Information shown
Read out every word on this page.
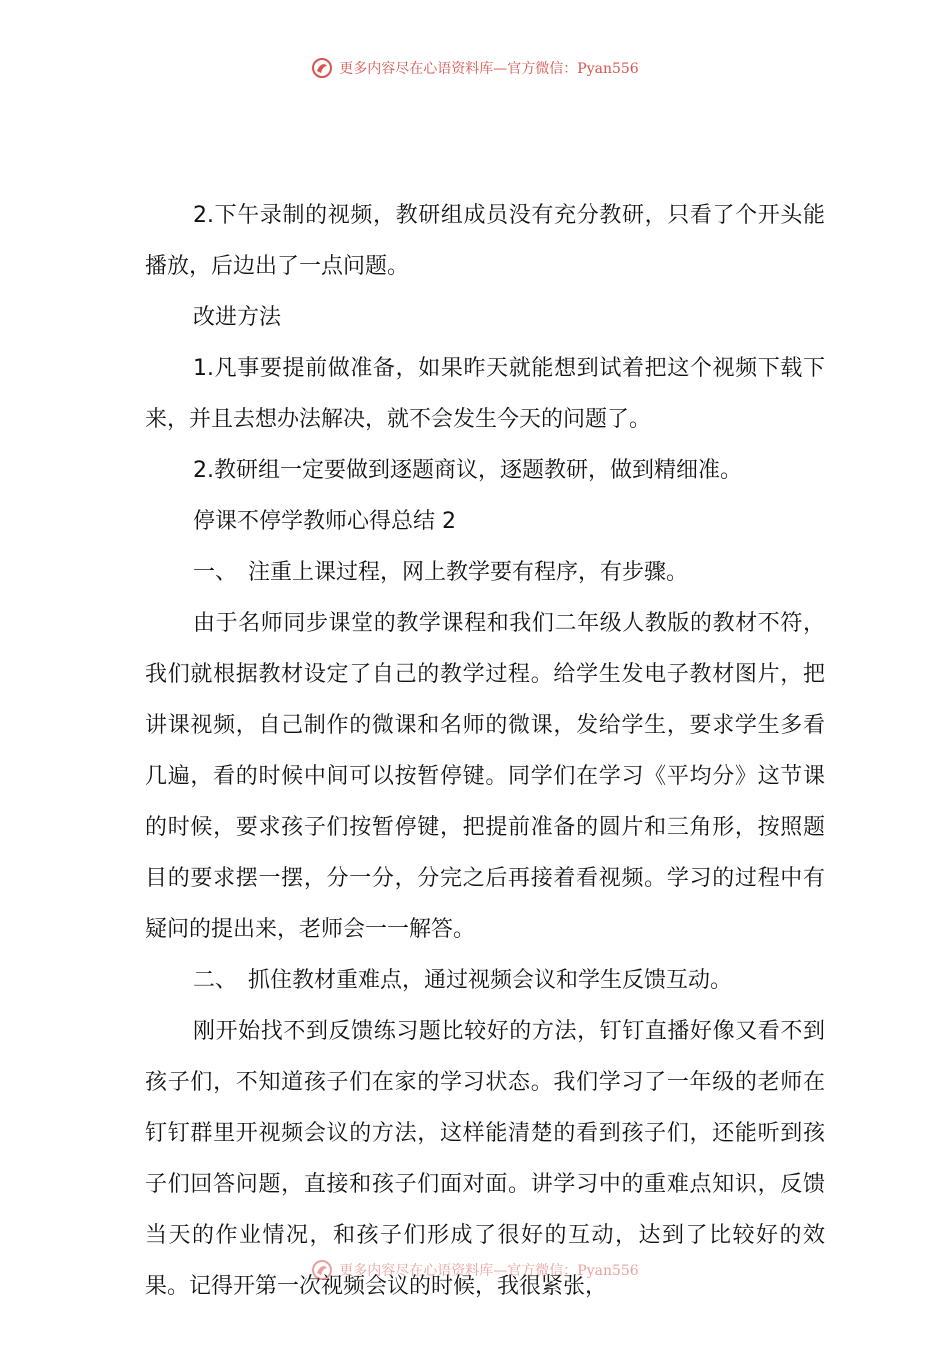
更多内容尽在心语资料库—官方微信：Pyan556

2.下午录制的视频，教研组成员没有充分教研，只看了个开头能播放，后边出了一点问题。

改进方法

1.凡事要提前做准备，如果昨天就能想到试着把这个视频下载下来，并且去想办法解决，就不会发生今天的问题了。

2.教研组一定要做到逐题商议，逐题教研，做到精细准。

停课不停学教师心得总结 2

一、　注重上课过程，网上教学要有程序，有步骤。

由于名师同步课堂的教学课程和我们二年级人教版的教材不符，我们就根据教材设定了自己的教学过程。给学生发电子教材图片，把讲课视频，自己制作的微课和名师的微课，发给学生，要求学生多看几遍，看的时候中间可以按暂停键。同学们在学习《平均分》这节课的时候，要求孩子们按暂停键，把提前准备的圆片和三角形，按照题目的要求摆一摆，分一分，分完之后再接着看视频。学习的过程中有疑问的提出来，老师会一一解答。

二、　抓住教材重难点，通过视频会议和学生反馈互动。

刚开始找不到反馈练习题比较好的方法，钉钉直播好像又看不到孩子们，不知道孩子们在家的学习状态。我们学习了一年级的老师在钉钉群里开视频会议的方法，这样能清楚的看到孩子们，还能听到孩子们回答问题，直接和孩子们面对面。讲学习中的重难点知识，反馈当天的作业情况，和孩子们形成了很好的互动，达到了比较好的效果。记得开第一次视频会议的时候，我很紧张，

更多内容尽在心语资料库—官方微信：Pyan556
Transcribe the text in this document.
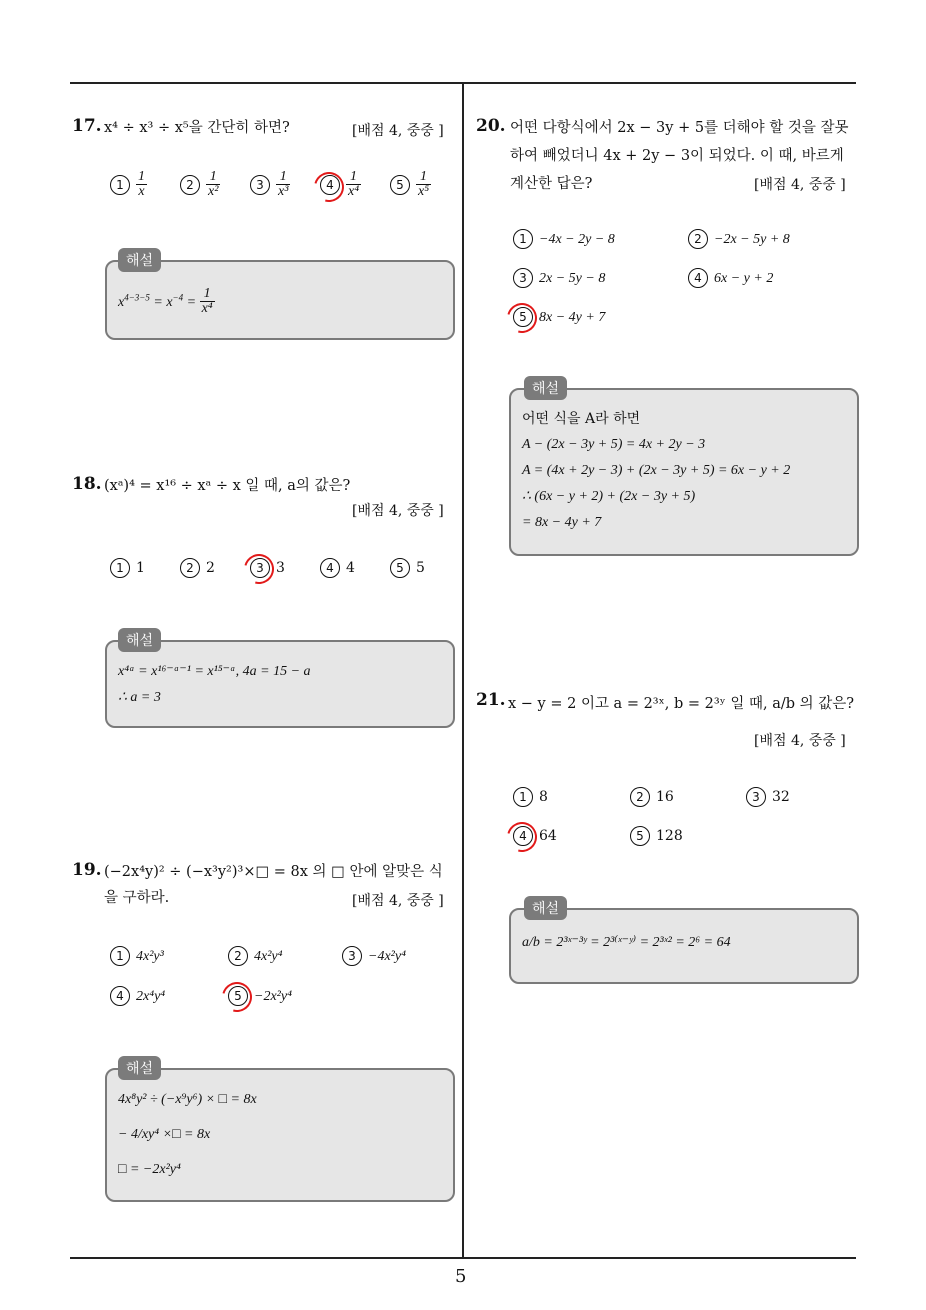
17. x⁴ ÷ x³ ÷ x⁵을 간단히 하면?	[배점 4, 중중 ]
$1 \frac{1}{x}$	$2 \frac{1}{\text{x²}}$	$3 \frac{1}{\text{x³}}$	$4 \frac{1}{\text{x⁴}}$	$5 \frac{1}{\text{x⁵}}$
해설
$x^{4-3-5} = x^{-4} = \frac{1}{\text{x⁴}}$
18. (xᵃ)⁴ = x¹⁶ ÷ xᵃ ÷ x 일 때, a의 값은?
[배점 4, 중중 ]
1 1	2 2	3 3	4 4	5 5
해설
x⁴ᵃ = x¹⁶⁻ᵃ⁻¹ = x¹⁵⁻ᵃ, 4a = 15 − a
∴ a = 3
19. (−2x⁴y)² ÷ (−x³y²)³×□ = 8x 의 □ 안에 알맞은 식
을 구하라.	[배점 4, 중중 ]
1 4x²y³	2 4x²y⁴	3 −4x²y⁴
4 2x⁴y⁴	5 −2x²y⁴
해설
4x⁸y² ÷ (−x⁹y⁶) × □ = 8x
− 4/xy⁴ ×□ = 8x
□ = −2x²y⁴
20. 어떤 다항식에서 2x − 3y + 5를 더해야 할 것을 잘못
하여 빼었더니 4x + 2y − 3이 되었다. 이 때, 바르게
계산한 답은?	[배점 4, 중중 ]
1 −4x − 2y − 8	2 −2x − 5y + 8
3 2x − 5y − 8	4 6x − y + 2
5 8x − 4y + 7
해설
어떤 식을 A라 하면
A − (2x − 3y + 5) = 4x + 2y − 3
A = (4x + 2y − 3) + (2x − 3y + 5) = 6x − y + 2
∴ (6x − y + 2) + (2x − 3y + 5)
= 8x − 4y + 7
21. x − y = 2 이고 a = 2³ˣ, b = 2³ʸ 일 때, a/b 의 값은?
[배점 4, 중중 ]
1 8	2 16	3 32
4 64	5 128
해설
a/b = 2³ˣ⁻³ʸ = 2³⁽ˣ⁻ʸ⁾ = 2³ˣ² = 2⁶ = 64
5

Work to complete
Leave out the pictures and copy every record above exactly.

Exercise output
Read out every word on this page.
更多内容尽在心语资料库—官方微信：Pyan556

2.下午录制的视频，教研组成员没有充分教研，只看了个开头能播放，后边出了一点问题。

改进方法

1.凡事要提前做准备，如果昨天就能想到试着把这个视频下载下来，并且去想办法解决，就不会发生今天的问题了。

2.教研组一定要做到逐题商议，逐题教研，做到精细准。

停课不停学教师心得总结 2

一、　注重上课过程，网上教学要有程序，有步骤。

由于名师同步课堂的教学课程和我们二年级人教版的教材不符，我们就根据教材设定了自己的教学过程。给学生发电子教材图片，把讲课视频，自己制作的微课和名师的微课，发给学生，要求学生多看几遍，看的时候中间可以按暂停键。同学们在学习《平均分》这节课的时候，要求孩子们按暂停键，把提前准备的圆片和三角形，按照题目的要求摆一摆，分一分，分完之后再接着看视频。学习的过程中有疑问的提出来，老师会一一解答。

二、　抓住教材重难点，通过视频会议和学生反馈互动。

刚开始找不到反馈练习题比较好的方法，钉钉直播好像又看不到孩子们，不知道孩子们在家的学习状态。我们学习了一年级的老师在钉钉群里开视频会议的方法，这样能清楚的看到孩子们，还能听到孩子们回答问题，直接和孩子们面对面。讲学习中的重难点知识，反馈当天的作业情况，和孩子们形成了很好的互动，达到了比较好的效果。记得开第一次视频会议的时候，我很紧张，

更多内容尽在心语资料库—官方微信：Pyan556
Transcribe the text in this document.
17. x⁴ ÷ x³ ÷ x⁵을 간단히 하면?	[배점 4, 중중 ]
$1 \frac{1}{x}$	$2 \frac{1}{\text{x²}}$	$3 \frac{1}{\text{x³}}$	$4 \frac{1}{\text{x⁴}}$	$5 \frac{1}{\text{x⁵}}$
해설
$x^{4-3-5} = x^{-4} = \frac{1}{\text{x⁴}}$
18. (xᵃ)⁴ = x¹⁶ ÷ xᵃ ÷ x 일 때, a의 값은?
[배점 4, 중중 ]
1 1	2 2	3 3	4 4	5 5
해설
x⁴ᵃ = x¹⁶⁻ᵃ⁻¹ = x¹⁵⁻ᵃ, 4a = 15 − a
∴ a = 3
19. (−2x⁴y)² ÷ (−x³y²)³×□ = 8x 의 □ 안에 알맞은 식
을 구하라.	[배점 4, 중중 ]
1 4x²y³	2 4x²y⁴	3 −4x²y⁴
4 2x⁴y⁴	5 −2x²y⁴
해설
4x⁸y² ÷ (−x⁹y⁶) × □ = 8x
− 4/xy⁴ ×□ = 8x
□ = −2x²y⁴
20. 어떤 다항식에서 2x − 3y + 5를 더해야 할 것을 잘못
하여 빼었더니 4x + 2y − 3이 되었다. 이 때, 바르게
계산한 답은?	[배점 4, 중중 ]
1 −4x − 2y − 8	2 −2x − 5y + 8
3 2x − 5y − 8	4 6x − y + 2
5 8x − 4y + 7
해설
어떤 식을 A라 하면
A − (2x − 3y + 5) = 4x + 2y − 3
A = (4x + 2y − 3) + (2x − 3y + 5) = 6x − y + 2
∴ (6x − y + 2) + (2x − 3y + 5)
= 8x − 4y + 7
21. x − y = 2 이고 a = 2³ˣ, b = 2³ʸ 일 때, a/b 의 값은?
[배점 4, 중중 ]
1 8	2 16	3 32
4 64	5 128
해설
a/b = 2³ˣ⁻³ʸ = 2³⁽ˣ⁻ʸ⁾ = 2³ˣ² = 2⁶ = 64
5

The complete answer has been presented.